-- START OF THE DATA --

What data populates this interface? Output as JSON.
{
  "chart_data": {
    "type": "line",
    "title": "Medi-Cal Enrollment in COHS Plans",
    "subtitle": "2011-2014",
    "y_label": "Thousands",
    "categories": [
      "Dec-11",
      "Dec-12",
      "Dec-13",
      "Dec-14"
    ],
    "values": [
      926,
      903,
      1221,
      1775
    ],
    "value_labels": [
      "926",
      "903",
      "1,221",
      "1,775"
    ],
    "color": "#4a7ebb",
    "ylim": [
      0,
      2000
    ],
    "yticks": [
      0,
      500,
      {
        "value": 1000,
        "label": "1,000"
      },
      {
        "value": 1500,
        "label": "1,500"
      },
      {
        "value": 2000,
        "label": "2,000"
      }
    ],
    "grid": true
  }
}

-- END OF THE DATA --

The entries above must be returned in full, exactly as shown.

What data populates this interface? Output as JSON.
{
  "chart_data": {
    "type": "line",
    "title": "Medi-Cal Enrollment in COHS Plans",
    "subtitle": "2011-2014",
    "y_label": "Thousands",
    "categories": [
      "Dec-11",
      "Dec-12",
      "Dec-13",
      "Dec-14"
    ],
    "values": [
      926,
      903,
      1221,
      1775
    ],
    "value_labels": [
      "926",
      "903",
      "1,221",
      "1,775"
    ],
    "color": "#4a7ebb",
    "ylim": [
      0,
      2000
    ],
    "yticks": [
      0,
      500,
      {
        "value": 1000,
        "label": "1,000"
      },
      {
        "value": 1500,
        "label": "1,500"
      },
      {
        "value": 2000,
        "label": "2,000"
      }
    ],
    "grid": true
  }
}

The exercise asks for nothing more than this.